>> Start Extracted material

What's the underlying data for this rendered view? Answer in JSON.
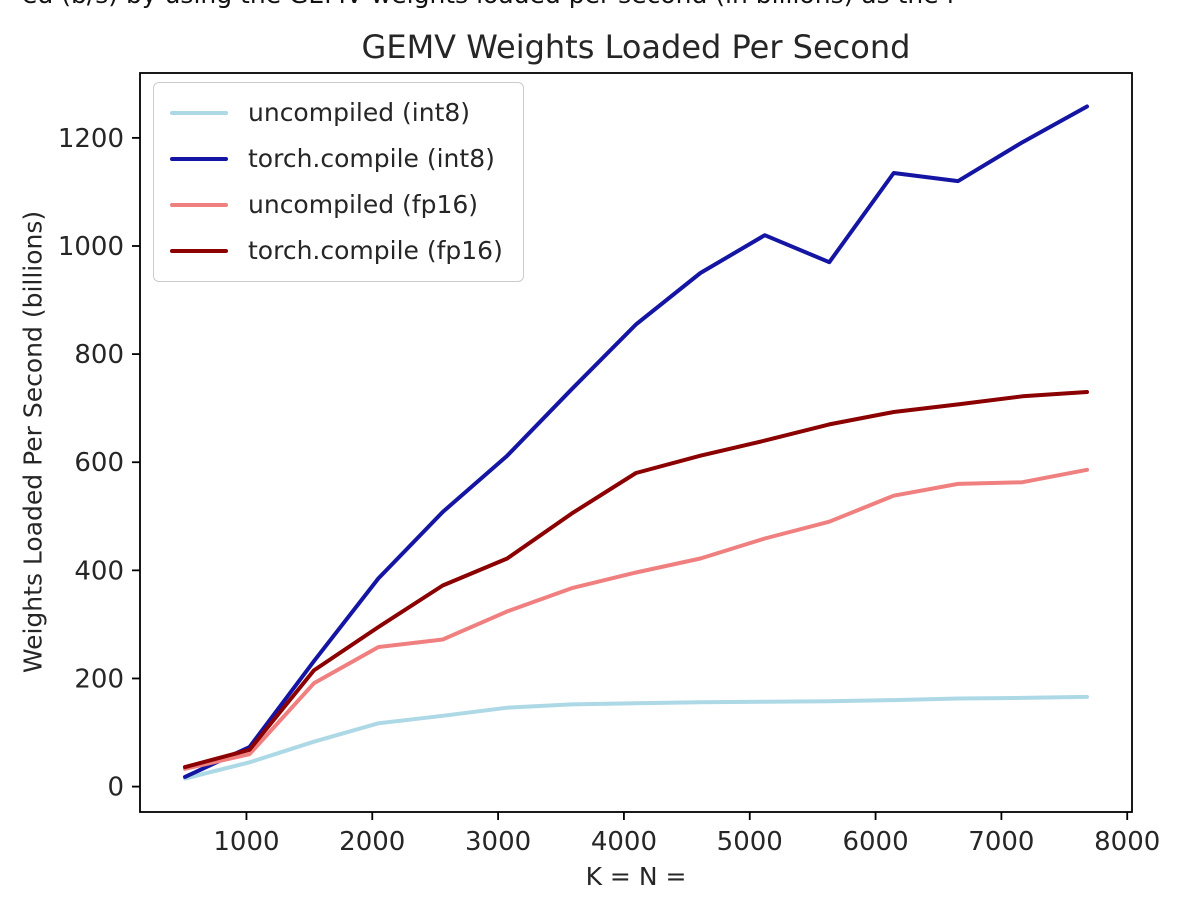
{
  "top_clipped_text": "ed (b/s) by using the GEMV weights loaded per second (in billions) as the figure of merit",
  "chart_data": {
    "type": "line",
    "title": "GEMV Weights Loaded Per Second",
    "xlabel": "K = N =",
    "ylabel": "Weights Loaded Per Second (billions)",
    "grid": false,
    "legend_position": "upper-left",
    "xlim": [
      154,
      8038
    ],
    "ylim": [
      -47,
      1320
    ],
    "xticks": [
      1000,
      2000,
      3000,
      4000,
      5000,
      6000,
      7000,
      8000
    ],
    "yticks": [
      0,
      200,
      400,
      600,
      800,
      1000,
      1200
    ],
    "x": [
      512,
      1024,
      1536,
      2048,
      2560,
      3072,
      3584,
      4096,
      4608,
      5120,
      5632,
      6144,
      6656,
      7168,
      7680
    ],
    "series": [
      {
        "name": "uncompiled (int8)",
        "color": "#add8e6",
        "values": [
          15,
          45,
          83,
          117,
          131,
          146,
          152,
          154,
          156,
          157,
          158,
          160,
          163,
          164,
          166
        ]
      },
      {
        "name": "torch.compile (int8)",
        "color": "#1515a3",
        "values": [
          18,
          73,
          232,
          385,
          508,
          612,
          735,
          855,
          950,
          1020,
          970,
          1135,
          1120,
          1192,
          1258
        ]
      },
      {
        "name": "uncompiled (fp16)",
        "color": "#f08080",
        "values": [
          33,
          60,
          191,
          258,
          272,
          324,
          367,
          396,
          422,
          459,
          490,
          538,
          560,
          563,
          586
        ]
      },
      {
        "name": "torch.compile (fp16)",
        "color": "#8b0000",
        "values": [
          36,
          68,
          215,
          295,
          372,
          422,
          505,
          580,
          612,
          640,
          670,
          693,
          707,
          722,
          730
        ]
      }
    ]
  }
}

>> End Extracted material
>> Start Extracted material

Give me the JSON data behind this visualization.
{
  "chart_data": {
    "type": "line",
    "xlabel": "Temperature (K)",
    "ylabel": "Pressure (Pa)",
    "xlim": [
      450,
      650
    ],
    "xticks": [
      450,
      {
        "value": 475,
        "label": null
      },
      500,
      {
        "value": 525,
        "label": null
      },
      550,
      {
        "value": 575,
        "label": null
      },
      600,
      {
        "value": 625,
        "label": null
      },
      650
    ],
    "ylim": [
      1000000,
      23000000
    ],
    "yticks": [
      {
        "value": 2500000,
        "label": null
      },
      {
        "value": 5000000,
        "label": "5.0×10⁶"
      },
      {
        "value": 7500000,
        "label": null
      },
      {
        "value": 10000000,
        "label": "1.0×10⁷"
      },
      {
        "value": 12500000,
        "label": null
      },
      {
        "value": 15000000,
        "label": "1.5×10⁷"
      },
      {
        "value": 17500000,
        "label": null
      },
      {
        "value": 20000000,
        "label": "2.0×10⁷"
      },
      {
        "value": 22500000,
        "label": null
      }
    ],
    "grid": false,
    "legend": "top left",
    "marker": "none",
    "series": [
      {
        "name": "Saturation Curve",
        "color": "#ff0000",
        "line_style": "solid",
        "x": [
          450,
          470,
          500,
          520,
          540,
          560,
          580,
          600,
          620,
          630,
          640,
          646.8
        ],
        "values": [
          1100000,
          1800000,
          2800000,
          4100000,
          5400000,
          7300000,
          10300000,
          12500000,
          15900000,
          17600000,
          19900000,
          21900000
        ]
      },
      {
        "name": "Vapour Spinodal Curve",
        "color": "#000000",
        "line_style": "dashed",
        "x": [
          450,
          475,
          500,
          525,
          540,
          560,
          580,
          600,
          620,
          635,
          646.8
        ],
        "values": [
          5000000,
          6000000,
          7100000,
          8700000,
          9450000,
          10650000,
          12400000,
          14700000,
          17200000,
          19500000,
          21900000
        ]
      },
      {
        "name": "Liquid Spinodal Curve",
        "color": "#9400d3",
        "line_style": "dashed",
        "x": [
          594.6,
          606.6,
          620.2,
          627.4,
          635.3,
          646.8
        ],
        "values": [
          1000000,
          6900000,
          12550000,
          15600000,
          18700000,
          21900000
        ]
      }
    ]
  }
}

>> End Extracted material

#### Objective:
Using the listing above, list every line in which the string "billions" occurs.

#### Result for this exercise:
  "top_clipped_text": "ed (b/s) by using the GEMV weights loaded per second (in billions) as the figure of merit",
    "ylabel": "Weights Loaded Per Second (billions)",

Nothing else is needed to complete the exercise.